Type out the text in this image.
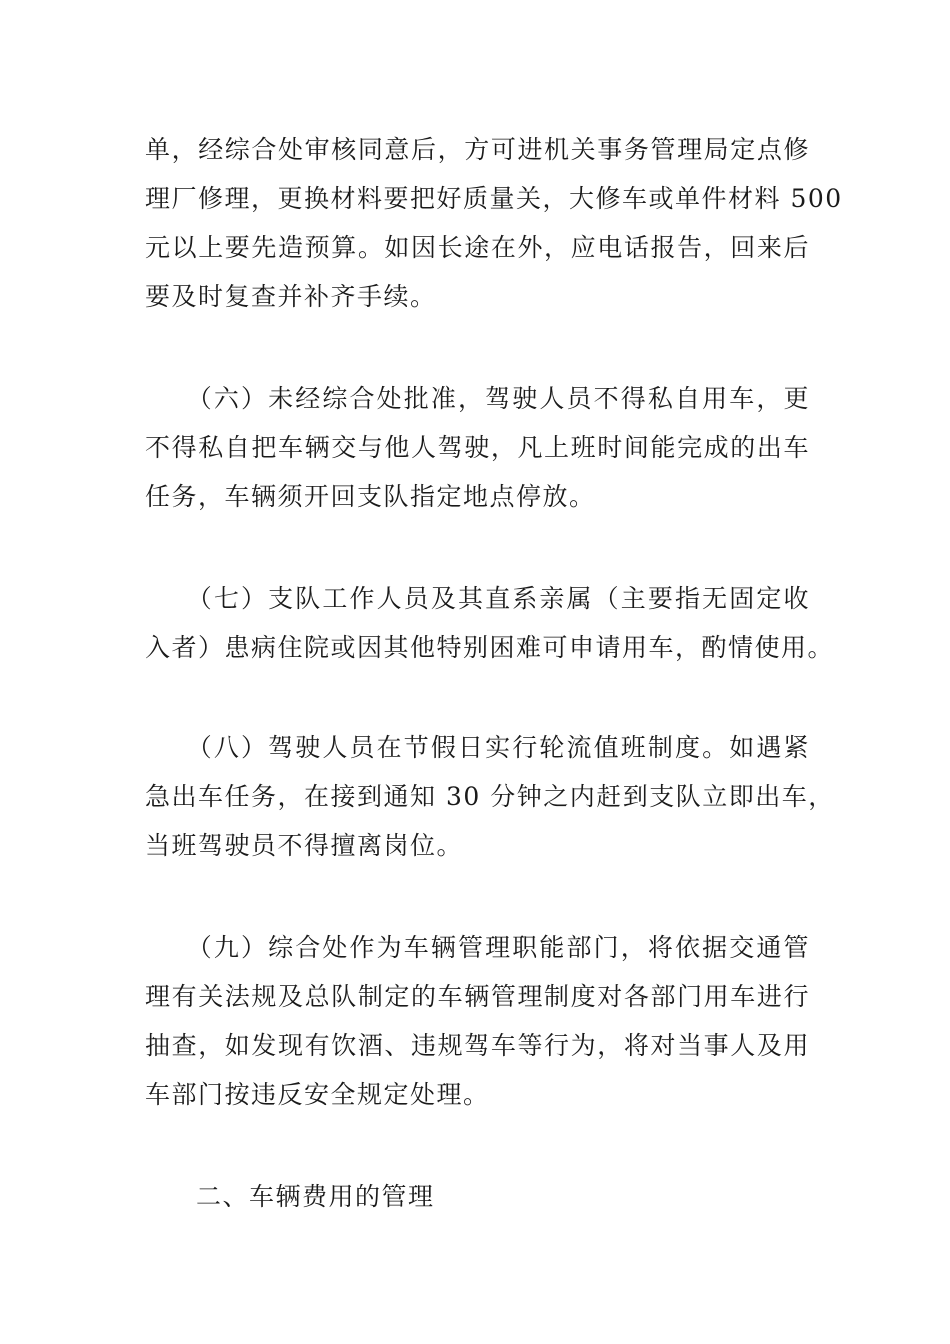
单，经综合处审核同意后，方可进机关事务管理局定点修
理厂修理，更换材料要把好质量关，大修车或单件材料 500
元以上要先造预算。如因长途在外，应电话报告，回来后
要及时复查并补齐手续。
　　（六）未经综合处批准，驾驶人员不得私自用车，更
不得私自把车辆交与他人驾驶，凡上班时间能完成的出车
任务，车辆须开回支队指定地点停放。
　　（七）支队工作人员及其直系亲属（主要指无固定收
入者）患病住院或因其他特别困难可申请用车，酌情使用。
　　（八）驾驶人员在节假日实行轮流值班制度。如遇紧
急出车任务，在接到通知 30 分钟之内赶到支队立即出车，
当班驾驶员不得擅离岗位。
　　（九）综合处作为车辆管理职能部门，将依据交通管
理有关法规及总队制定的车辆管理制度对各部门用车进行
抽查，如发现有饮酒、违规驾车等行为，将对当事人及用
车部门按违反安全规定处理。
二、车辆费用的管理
____________
#### What you will do:
Retype all of the entries exactly as written, leaving out any images.

#### Response:
Type out the text in this image.
单，经综合处审核同意后，方可进机关事务管理局定点修
理厂修理，更换材料要把好质量关，大修车或单件材料 500
元以上要先造预算。如因长途在外，应电话报告，回来后
要及时复查并补齐手续。
　　（六）未经综合处批准，驾驶人员不得私自用车，更
不得私自把车辆交与他人驾驶，凡上班时间能完成的出车
任务，车辆须开回支队指定地点停放。
　　（七）支队工作人员及其直系亲属（主要指无固定收
入者）患病住院或因其他特别困难可申请用车，酌情使用。
　　（八）驾驶人员在节假日实行轮流值班制度。如遇紧
急出车任务，在接到通知 30 分钟之内赶到支队立即出车，
当班驾驶员不得擅离岗位。
　　（九）综合处作为车辆管理职能部门，将依据交通管
理有关法规及总队制定的车辆管理制度对各部门用车进行
抽查，如发现有饮酒、违规驾车等行为，将对当事人及用
车部门按违反安全规定处理。
二、车辆费用的管理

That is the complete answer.